AIM OF THE TASK
Give back the full listing, character for character, with no pictures.

INPUT RECORDS
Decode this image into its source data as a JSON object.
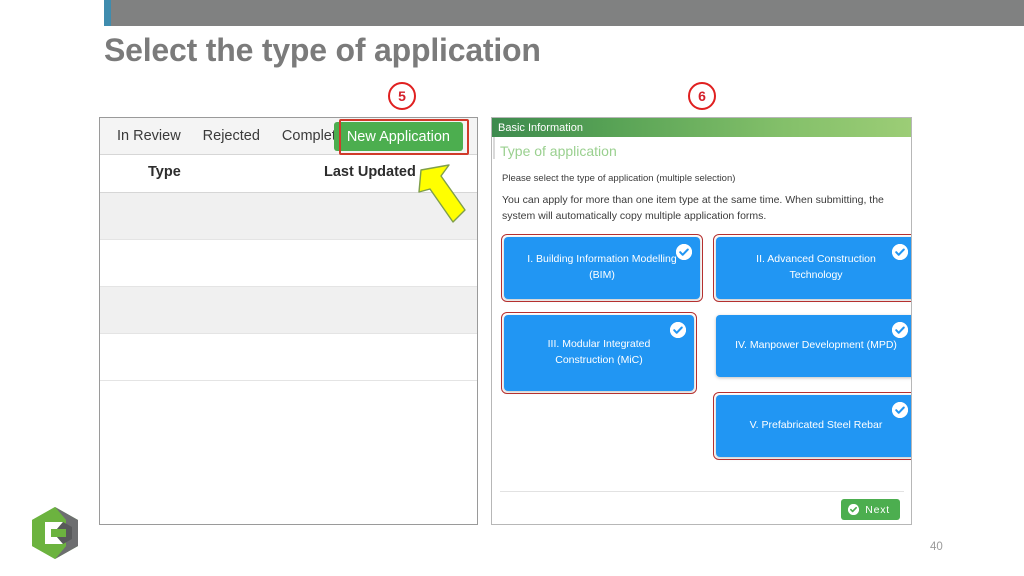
{
  "slide": {
    "title": "Select the type of application",
    "page_number": "40",
    "logo_name": "company-hexagon-logo",
    "accent_bar_color": "#3f8cae",
    "top_bar_color": "#808181",
    "title_color": "#7b7b7b"
  },
  "callouts": [
    {
      "number": "5"
    },
    {
      "number": "6"
    }
  ],
  "left_panel": {
    "tabs": [
      {
        "label": "In Review"
      },
      {
        "label": "Rejected"
      },
      {
        "label": "Completed"
      }
    ],
    "new_application_button": {
      "label": "New Application",
      "color": "#4cae4f",
      "highlight_color": "#d03a2a"
    },
    "table": {
      "columns": [
        "Type",
        "Last Updated"
      ],
      "rows": [
        {
          "type": "",
          "last_updated": ""
        },
        {
          "type": "",
          "last_updated": ""
        },
        {
          "type": "",
          "last_updated": ""
        },
        {
          "type": "",
          "last_updated": ""
        }
      ]
    },
    "arrow_name": "yellow-pointer-arrow",
    "arrow_color": "#ffff00"
  },
  "right_panel": {
    "header_title": "Basic Information",
    "section_title": "Type of application",
    "instruction_1": "Please select the type of application (multiple selection)",
    "instruction_2": "You can apply for more than one item type at the same time. When submitting, the system will automatically copy multiple application forms.",
    "tile_color": "#2196f3",
    "outline_color": "#b5302f",
    "tiles": [
      {
        "label": "I. Building Information Modelling (BIM)",
        "selected": true,
        "highlighted": true
      },
      {
        "label": "II. Advanced Construction Technology",
        "selected": true,
        "highlighted": true
      },
      {
        "label": "III. Modular Integrated Construction (MiC)",
        "selected": true,
        "highlighted": true
      },
      {
        "label": "IV. Manpower Development (MPD)",
        "selected": true,
        "highlighted": false
      },
      {
        "label": "V. Prefabricated Steel Rebar",
        "selected": true,
        "highlighted": true
      }
    ],
    "next_button": {
      "label": "Next",
      "color": "#4cae4f"
    }
  }
}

FULL OUTPUT
Decode this image into its source data as a JSON object.
{
  "slide": {
    "title": "Select the type of application",
    "page_number": "40",
    "logo_name": "company-hexagon-logo",
    "accent_bar_color": "#3f8cae",
    "top_bar_color": "#808181",
    "title_color": "#7b7b7b"
  },
  "callouts": [
    {
      "number": "5"
    },
    {
      "number": "6"
    }
  ],
  "left_panel": {
    "tabs": [
      {
        "label": "In Review"
      },
      {
        "label": "Rejected"
      },
      {
        "label": "Completed"
      }
    ],
    "new_application_button": {
      "label": "New Application",
      "color": "#4cae4f",
      "highlight_color": "#d03a2a"
    },
    "table": {
      "columns": [
        "Type",
        "Last Updated"
      ],
      "rows": [
        {
          "type": "",
          "last_updated": ""
        },
        {
          "type": "",
          "last_updated": ""
        },
        {
          "type": "",
          "last_updated": ""
        },
        {
          "type": "",
          "last_updated": ""
        }
      ]
    },
    "arrow_name": "yellow-pointer-arrow",
    "arrow_color": "#ffff00"
  },
  "right_panel": {
    "header_title": "Basic Information",
    "section_title": "Type of application",
    "instruction_1": "Please select the type of application (multiple selection)",
    "instruction_2": "You can apply for more than one item type at the same time. When submitting, the system will automatically copy multiple application forms.",
    "tile_color": "#2196f3",
    "outline_color": "#b5302f",
    "tiles": [
      {
        "label": "I. Building Information Modelling (BIM)",
        "selected": true,
        "highlighted": true
      },
      {
        "label": "II. Advanced Construction Technology",
        "selected": true,
        "highlighted": true
      },
      {
        "label": "III. Modular Integrated Construction (MiC)",
        "selected": true,
        "highlighted": true
      },
      {
        "label": "IV. Manpower Development (MPD)",
        "selected": true,
        "highlighted": false
      },
      {
        "label": "V. Prefabricated Steel Rebar",
        "selected": true,
        "highlighted": true
      }
    ],
    "next_button": {
      "label": "Next",
      "color": "#4cae4f"
    }
  }
}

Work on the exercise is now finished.